◆ Aim of the exercise
Collect every line of the records below that contains the word "delay".

◆ Material provided
= = = = = = =
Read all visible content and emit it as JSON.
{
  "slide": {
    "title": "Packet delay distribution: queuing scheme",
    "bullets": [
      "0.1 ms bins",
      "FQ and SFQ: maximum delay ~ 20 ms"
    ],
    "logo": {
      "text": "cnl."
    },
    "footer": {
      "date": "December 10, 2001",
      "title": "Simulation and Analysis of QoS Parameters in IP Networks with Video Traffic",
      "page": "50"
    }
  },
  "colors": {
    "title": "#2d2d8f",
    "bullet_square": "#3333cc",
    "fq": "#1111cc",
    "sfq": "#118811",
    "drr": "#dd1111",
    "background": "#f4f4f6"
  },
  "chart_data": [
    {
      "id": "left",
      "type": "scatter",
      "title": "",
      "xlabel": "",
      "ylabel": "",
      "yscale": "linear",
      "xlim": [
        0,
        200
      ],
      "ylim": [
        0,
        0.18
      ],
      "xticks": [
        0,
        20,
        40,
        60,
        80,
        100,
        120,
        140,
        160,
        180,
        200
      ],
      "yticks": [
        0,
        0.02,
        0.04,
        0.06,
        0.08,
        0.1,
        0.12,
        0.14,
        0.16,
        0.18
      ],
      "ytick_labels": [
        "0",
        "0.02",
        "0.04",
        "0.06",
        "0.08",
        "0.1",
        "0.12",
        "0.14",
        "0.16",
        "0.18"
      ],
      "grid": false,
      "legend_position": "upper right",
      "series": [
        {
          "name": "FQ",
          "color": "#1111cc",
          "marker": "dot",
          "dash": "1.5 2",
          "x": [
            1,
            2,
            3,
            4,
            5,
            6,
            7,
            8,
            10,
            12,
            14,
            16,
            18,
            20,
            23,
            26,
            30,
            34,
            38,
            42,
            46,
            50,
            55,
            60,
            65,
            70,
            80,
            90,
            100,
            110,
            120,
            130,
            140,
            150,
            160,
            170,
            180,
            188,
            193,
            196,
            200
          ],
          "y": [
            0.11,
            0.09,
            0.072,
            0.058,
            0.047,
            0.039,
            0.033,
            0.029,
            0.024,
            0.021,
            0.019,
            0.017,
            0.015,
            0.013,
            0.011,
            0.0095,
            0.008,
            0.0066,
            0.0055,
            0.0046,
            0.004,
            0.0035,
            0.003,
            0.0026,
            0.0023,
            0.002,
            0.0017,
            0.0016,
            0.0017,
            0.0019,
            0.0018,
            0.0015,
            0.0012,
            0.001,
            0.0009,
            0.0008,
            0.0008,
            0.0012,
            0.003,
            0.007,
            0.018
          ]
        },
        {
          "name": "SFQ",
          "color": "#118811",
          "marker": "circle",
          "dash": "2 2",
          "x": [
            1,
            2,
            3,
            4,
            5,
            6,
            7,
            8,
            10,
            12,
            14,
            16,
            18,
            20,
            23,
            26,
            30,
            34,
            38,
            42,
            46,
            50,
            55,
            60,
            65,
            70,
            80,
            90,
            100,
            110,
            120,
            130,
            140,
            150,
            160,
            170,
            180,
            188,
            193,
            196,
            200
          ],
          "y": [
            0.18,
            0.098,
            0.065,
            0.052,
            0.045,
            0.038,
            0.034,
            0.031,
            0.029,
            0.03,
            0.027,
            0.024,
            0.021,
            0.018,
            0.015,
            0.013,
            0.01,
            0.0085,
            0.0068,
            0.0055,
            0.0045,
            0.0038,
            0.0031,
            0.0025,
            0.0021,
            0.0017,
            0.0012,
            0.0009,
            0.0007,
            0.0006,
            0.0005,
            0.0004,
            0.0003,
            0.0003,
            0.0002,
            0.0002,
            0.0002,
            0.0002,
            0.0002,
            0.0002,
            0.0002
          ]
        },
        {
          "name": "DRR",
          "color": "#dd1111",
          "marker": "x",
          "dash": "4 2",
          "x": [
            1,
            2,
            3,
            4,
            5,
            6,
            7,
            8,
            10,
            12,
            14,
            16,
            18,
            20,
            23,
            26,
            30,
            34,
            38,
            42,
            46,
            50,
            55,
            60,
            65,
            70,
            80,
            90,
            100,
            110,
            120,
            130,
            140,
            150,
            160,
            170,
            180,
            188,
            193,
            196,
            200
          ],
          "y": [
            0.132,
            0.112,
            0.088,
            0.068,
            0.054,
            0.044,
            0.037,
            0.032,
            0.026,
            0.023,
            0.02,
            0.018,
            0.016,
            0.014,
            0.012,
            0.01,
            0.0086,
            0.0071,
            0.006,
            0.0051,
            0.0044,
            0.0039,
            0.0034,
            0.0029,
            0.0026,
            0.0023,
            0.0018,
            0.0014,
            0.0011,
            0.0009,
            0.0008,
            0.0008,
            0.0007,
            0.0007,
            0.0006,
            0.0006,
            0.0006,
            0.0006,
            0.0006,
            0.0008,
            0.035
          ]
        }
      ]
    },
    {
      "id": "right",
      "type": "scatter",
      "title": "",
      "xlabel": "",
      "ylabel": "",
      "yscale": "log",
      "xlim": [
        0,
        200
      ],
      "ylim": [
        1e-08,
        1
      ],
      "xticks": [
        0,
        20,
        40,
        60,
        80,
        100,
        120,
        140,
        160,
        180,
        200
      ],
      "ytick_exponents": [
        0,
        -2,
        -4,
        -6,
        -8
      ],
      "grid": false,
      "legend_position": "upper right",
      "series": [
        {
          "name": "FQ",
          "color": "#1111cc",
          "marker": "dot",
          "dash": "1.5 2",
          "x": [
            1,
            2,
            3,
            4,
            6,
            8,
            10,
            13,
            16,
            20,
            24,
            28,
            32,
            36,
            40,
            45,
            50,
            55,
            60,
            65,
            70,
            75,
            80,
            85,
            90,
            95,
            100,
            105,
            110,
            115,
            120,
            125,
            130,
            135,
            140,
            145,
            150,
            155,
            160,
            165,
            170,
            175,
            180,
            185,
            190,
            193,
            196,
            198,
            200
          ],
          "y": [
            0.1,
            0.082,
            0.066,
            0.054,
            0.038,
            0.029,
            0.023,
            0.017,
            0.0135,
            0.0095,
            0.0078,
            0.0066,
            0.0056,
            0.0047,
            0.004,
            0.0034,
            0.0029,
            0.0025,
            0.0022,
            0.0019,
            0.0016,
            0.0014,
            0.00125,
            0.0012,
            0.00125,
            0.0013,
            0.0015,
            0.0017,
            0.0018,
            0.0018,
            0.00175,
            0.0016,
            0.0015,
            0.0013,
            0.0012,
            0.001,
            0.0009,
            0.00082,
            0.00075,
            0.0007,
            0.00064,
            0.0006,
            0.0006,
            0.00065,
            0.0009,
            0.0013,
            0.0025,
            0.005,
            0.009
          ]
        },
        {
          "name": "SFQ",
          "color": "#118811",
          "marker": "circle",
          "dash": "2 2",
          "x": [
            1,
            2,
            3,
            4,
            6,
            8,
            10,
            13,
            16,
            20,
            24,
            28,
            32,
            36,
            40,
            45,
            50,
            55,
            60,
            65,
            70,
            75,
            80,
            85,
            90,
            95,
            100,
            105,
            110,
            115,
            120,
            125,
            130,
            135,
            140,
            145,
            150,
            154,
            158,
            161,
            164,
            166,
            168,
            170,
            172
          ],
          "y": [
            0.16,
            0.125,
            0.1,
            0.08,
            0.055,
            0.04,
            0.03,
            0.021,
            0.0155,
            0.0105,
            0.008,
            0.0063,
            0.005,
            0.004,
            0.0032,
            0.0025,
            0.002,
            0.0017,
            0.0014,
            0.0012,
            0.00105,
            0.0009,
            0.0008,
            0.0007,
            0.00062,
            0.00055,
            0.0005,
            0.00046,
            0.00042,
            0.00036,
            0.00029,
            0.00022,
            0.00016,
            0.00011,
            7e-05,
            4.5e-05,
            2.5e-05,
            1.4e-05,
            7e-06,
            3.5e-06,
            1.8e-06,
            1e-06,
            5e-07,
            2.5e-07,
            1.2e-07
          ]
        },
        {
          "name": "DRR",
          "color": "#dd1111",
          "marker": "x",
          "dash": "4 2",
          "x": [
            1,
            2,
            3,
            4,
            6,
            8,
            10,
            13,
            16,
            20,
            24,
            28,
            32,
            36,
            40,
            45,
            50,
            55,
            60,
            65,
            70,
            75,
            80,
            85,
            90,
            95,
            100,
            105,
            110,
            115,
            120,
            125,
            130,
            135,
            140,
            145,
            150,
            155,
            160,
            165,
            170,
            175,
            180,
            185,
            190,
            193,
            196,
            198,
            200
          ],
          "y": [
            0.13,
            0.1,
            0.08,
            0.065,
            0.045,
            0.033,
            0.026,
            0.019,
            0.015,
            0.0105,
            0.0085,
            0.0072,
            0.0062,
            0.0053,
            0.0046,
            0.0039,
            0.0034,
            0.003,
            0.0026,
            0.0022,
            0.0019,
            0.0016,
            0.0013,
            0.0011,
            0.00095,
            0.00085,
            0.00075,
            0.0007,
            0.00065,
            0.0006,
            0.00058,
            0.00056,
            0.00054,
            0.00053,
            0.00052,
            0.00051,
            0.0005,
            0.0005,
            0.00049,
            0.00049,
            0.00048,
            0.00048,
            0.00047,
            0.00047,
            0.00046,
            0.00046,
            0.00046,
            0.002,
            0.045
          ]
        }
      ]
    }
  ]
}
= = = = = = =
◆ Finished exercise
    "title": "Packet delay distribution: queuing scheme",
      "FQ and SFQ: maximum delay ~ 20 ms"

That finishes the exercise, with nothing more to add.